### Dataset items
◆ ◆ ◆ ◆ ◆

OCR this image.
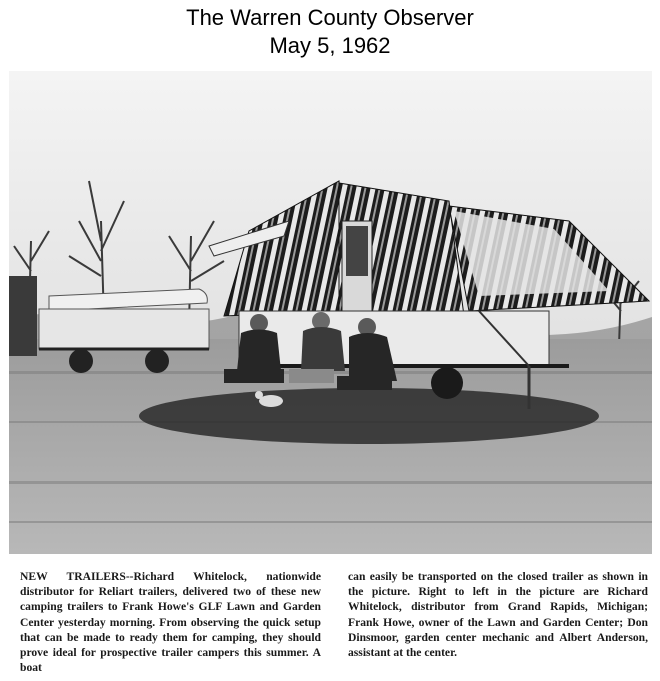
The Warren County Observer
May 5, 1962

NEW TRAILERS--Richard Whitelock, nationwide distributor for Reliart trailers, delivered two of these new camping trailers to Frank Howe's GLF Lawn and Garden Center yesterday morning. From observing the quick setup that can be made to ready them for camping, they should prove ideal for prospective trailer campers this summer. A boat

can easily be transported on the closed trailer as shown in the picture. Right to left in the picture are Richard Whitelock, distributor from Grand Rapids, Michigan; Frank Howe, owner of the Lawn and Garden Center; Don Dinsmoor, garden center mechanic and Albert Anderson, assistant at the center.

◆ ◆ ◆ ◆ ◆

### EXERCISE AIM
Without the pictures, return the entries exactly as they appear.

### RESPONSE FOR THIS EXERCISE
OCR this image.
The Warren County Observer
May 5, 1962

NEW TRAILERS--Richard Whitelock, nationwide distributor for Reliart trailers, delivered two of these new camping trailers to Frank Howe's GLF Lawn and Garden Center yesterday morning. From observing the quick setup that can be made to ready them for camping, they should prove ideal for prospective trailer campers this summer. A boat

can easily be transported on the closed trailer as shown in the picture. Right to left in the picture are Richard Whitelock, distributor from Grand Rapids, Michigan; Frank Howe, owner of the Lawn and Garden Center; Don Dinsmoor, garden center mechanic and Albert Anderson, assistant at the center.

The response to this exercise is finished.